● **Directions for this task**: Scan the records and identify every line in which the string "paquetes" occurs, then return those lines.

**** Provided records ****

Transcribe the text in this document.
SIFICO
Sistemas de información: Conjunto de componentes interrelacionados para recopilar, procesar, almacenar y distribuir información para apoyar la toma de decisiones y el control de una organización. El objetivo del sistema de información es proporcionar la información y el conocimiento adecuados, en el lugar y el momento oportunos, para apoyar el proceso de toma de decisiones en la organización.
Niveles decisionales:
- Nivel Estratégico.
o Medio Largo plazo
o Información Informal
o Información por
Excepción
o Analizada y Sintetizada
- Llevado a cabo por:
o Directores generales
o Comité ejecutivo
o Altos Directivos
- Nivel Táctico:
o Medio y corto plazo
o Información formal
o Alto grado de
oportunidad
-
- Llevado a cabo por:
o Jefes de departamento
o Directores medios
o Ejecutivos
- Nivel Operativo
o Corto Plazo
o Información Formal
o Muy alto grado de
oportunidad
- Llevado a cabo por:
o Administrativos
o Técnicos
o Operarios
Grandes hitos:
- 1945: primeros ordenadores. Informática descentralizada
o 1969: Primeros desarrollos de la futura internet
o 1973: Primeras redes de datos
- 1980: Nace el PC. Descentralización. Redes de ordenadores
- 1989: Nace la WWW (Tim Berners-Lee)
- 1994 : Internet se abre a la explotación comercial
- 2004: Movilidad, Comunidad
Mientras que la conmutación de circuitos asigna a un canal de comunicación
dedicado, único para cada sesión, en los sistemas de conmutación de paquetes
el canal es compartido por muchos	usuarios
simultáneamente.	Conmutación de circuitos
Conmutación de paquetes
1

****

● **The reply**:
dedicado, único para cada sesión, en los sistemas de conmutación de paquetes
Conmutación de paquetes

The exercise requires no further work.